## Written exercise
Return all entries word for word, but drop any images.

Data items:
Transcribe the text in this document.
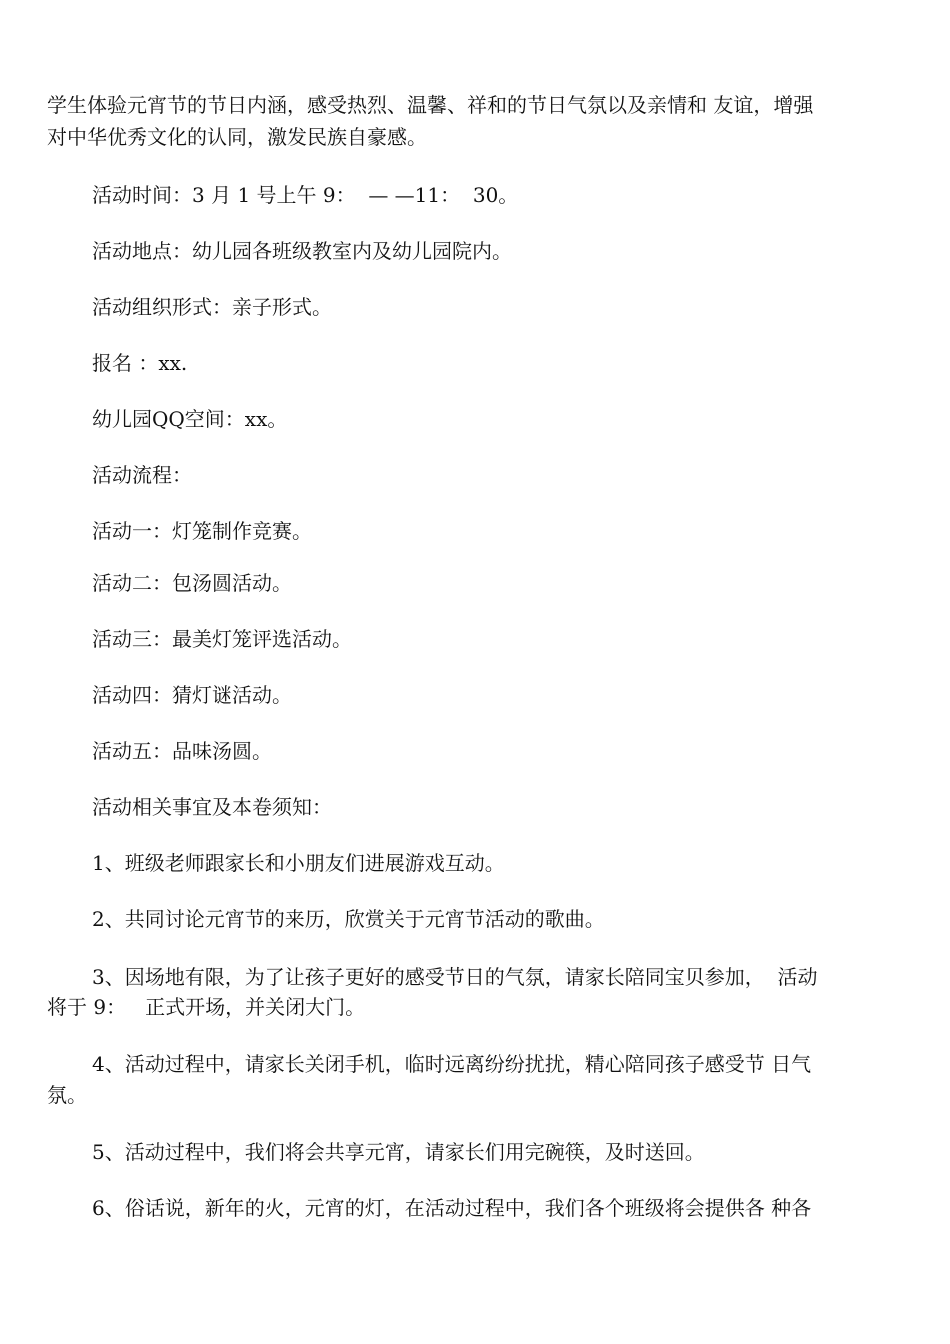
学生体验元宵节的节日内涵，感受热烈、温馨、祥和的节日气氛以及亲情和 友谊，增强

对中华优秀文化的认同，激发民族自豪感。

活动时间：3 月 1 号上午 9：  — —11：  30。

活动地点：幼儿园各班级教室内及幼儿园院内。

活动组织形式：亲子形式。

报名 ：xx.

幼儿园QQ空间：xx。

活动流程：

活动一：灯笼制作竞赛。

活动二：包汤圆活动。

活动三：最美灯笼评选活动。

活动四：猜灯谜活动。

活动五：品味汤圆。

活动相关事宜及本卷须知：

1、班级老师跟家长和小朋友们进展游戏互动。

2、共同讨论元宵节的来历，欣赏关于元宵节活动的歌曲。

3、因场地有限，为了让孩子更好的感受节日的气氛，请家长陪同宝贝参加，  活动

将于 9：   正式开场，并关闭大门。

4、活动过程中，请家长关闭手机，临时远离纷纷扰扰，精心陪同孩子感受节 日气

氛。

5、活动过程中，我们将会共享元宵，请家长们用完碗筷，及时送回。

6、俗话说，新年的火，元宵的灯，在活动过程中，我们各个班级将会提供各 种各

## Solution to this task
Transcribe the text in this document.
学生体验元宵节的节日内涵，感受热烈、温馨、祥和的节日气氛以及亲情和 友谊，增强

对中华优秀文化的认同，激发民族自豪感。

活动时间：3 月 1 号上午 9：  — —11：  30。

活动地点：幼儿园各班级教室内及幼儿园院内。

活动组织形式：亲子形式。

报名 ：xx.

幼儿园QQ空间：xx。

活动流程：

活动一：灯笼制作竞赛。

活动二：包汤圆活动。

活动三：最美灯笼评选活动。

活动四：猜灯谜活动。

活动五：品味汤圆。

活动相关事宜及本卷须知：

1、班级老师跟家长和小朋友们进展游戏互动。

2、共同讨论元宵节的来历，欣赏关于元宵节活动的歌曲。

3、因场地有限，为了让孩子更好的感受节日的气氛，请家长陪同宝贝参加，  活动

将于 9：   正式开场，并关闭大门。

4、活动过程中，请家长关闭手机，临时远离纷纷扰扰，精心陪同孩子感受节 日气

氛。

5、活动过程中，我们将会共享元宵，请家长们用完碗筷，及时送回。

6、俗话说，新年的火，元宵的灯，在活动过程中，我们各个班级将会提供各 种各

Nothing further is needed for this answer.